**Directive**
Every line that contains the word "width" should be copied.

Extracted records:
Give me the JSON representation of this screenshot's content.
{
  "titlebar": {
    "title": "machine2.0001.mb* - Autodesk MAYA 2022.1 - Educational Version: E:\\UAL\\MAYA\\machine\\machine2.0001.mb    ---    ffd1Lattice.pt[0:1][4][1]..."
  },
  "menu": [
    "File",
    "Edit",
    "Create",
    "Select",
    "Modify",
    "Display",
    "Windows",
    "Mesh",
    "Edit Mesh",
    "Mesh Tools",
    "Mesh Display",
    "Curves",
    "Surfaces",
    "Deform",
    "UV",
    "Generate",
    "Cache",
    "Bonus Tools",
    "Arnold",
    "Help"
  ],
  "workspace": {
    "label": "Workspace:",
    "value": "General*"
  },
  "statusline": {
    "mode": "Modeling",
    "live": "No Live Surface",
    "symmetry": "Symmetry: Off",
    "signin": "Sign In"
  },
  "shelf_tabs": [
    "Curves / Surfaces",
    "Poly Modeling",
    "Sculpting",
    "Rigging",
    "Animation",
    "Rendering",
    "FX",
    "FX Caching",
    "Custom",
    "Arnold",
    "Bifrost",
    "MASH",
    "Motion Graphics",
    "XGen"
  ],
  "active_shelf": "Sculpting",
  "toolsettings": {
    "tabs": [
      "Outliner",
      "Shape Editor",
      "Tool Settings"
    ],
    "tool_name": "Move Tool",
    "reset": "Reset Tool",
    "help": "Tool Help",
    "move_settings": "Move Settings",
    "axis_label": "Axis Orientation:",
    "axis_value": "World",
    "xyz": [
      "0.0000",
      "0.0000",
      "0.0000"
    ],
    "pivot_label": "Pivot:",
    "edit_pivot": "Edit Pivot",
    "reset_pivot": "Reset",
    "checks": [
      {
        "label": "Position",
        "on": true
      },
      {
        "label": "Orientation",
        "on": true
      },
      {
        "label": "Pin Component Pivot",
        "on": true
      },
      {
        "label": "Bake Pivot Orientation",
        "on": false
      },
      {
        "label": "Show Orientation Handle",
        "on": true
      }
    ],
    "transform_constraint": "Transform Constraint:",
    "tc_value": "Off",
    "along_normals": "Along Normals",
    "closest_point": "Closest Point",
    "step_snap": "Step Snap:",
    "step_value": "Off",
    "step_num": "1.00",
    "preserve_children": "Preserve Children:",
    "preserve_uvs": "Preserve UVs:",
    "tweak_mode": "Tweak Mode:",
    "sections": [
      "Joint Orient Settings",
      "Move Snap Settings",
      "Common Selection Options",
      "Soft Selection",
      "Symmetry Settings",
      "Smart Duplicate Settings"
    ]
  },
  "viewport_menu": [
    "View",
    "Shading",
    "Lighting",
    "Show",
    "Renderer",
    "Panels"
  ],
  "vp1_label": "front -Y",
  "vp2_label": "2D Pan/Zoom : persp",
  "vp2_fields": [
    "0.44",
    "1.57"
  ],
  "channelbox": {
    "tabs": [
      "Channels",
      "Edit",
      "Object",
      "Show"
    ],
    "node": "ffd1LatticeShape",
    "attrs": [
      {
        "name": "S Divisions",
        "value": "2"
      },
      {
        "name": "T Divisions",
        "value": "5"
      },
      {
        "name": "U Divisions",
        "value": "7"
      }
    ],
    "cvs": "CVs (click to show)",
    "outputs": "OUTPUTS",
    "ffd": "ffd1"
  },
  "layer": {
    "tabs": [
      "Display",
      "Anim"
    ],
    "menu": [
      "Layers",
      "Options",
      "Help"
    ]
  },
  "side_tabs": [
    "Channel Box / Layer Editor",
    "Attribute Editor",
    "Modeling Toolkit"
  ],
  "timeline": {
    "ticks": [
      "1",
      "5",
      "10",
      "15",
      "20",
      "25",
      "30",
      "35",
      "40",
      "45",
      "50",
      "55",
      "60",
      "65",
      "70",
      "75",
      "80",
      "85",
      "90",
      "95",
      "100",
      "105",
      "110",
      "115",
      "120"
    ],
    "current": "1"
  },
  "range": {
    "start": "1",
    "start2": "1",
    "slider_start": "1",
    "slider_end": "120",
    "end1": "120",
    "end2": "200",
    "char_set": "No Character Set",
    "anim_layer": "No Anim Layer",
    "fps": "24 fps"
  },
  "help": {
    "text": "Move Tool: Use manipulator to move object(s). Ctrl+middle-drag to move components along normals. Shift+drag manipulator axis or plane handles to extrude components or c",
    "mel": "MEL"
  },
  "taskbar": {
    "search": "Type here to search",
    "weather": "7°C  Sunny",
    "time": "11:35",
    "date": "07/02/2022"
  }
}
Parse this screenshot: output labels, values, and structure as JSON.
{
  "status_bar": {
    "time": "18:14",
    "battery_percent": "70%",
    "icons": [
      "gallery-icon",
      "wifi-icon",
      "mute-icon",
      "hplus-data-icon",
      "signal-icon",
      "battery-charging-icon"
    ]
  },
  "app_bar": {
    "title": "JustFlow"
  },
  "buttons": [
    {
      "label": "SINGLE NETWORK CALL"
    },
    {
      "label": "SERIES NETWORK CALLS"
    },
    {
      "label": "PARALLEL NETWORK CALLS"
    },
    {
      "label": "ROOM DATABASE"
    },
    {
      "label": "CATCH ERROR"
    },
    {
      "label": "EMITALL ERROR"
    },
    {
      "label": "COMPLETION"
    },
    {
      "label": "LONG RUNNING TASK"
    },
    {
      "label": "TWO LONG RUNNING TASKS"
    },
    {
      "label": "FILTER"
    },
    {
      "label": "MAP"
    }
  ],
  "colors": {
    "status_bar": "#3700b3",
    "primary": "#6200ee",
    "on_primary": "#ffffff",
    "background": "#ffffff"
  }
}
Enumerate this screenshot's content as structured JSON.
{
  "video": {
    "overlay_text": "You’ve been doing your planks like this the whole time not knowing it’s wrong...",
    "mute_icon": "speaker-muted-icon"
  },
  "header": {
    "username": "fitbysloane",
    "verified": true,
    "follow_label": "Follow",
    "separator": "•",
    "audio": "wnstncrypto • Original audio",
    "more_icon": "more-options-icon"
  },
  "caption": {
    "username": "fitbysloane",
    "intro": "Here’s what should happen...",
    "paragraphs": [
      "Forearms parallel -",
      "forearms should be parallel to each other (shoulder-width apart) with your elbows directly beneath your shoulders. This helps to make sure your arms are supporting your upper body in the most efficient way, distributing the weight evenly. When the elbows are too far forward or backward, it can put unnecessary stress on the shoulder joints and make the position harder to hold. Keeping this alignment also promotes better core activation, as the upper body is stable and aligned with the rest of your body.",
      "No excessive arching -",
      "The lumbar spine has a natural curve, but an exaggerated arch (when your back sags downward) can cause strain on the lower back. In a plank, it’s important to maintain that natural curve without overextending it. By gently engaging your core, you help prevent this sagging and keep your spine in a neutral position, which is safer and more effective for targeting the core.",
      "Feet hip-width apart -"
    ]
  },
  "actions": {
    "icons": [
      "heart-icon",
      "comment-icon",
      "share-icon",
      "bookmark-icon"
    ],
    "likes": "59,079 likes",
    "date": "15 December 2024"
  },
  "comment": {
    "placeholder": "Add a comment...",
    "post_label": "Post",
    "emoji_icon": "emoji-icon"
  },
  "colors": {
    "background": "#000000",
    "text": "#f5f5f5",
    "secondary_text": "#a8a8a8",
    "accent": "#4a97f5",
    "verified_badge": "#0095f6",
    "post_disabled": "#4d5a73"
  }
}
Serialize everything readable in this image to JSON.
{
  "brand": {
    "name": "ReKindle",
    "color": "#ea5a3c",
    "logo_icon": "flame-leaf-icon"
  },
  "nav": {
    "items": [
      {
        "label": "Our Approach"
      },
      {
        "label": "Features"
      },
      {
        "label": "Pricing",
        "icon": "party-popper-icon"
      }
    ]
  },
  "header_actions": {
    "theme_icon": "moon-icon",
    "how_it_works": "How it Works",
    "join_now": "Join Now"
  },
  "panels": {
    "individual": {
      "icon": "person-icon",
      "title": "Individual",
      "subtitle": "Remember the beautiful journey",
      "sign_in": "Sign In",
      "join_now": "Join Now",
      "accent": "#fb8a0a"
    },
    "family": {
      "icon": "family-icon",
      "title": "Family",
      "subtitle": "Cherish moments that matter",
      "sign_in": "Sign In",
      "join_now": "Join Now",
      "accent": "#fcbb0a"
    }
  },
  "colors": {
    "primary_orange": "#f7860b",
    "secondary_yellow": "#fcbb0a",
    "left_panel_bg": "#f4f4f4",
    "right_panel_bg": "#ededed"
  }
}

**Task output**
      "forearms should be parallel to each other (shoulder-width apart) with your elbows directly beneath your shoulders. This helps to make sure your arms are supporting your upper body in the most efficient way, distributing the weight evenly. When the elbows are too far forward or backward, it can put unnecessary stress on the shoulder joints and make the position harder to hold. Keeping this alignment also promotes better core activation, as the upper body is stable and aligned with the rest of your body.",
      "Feet hip-width apart -"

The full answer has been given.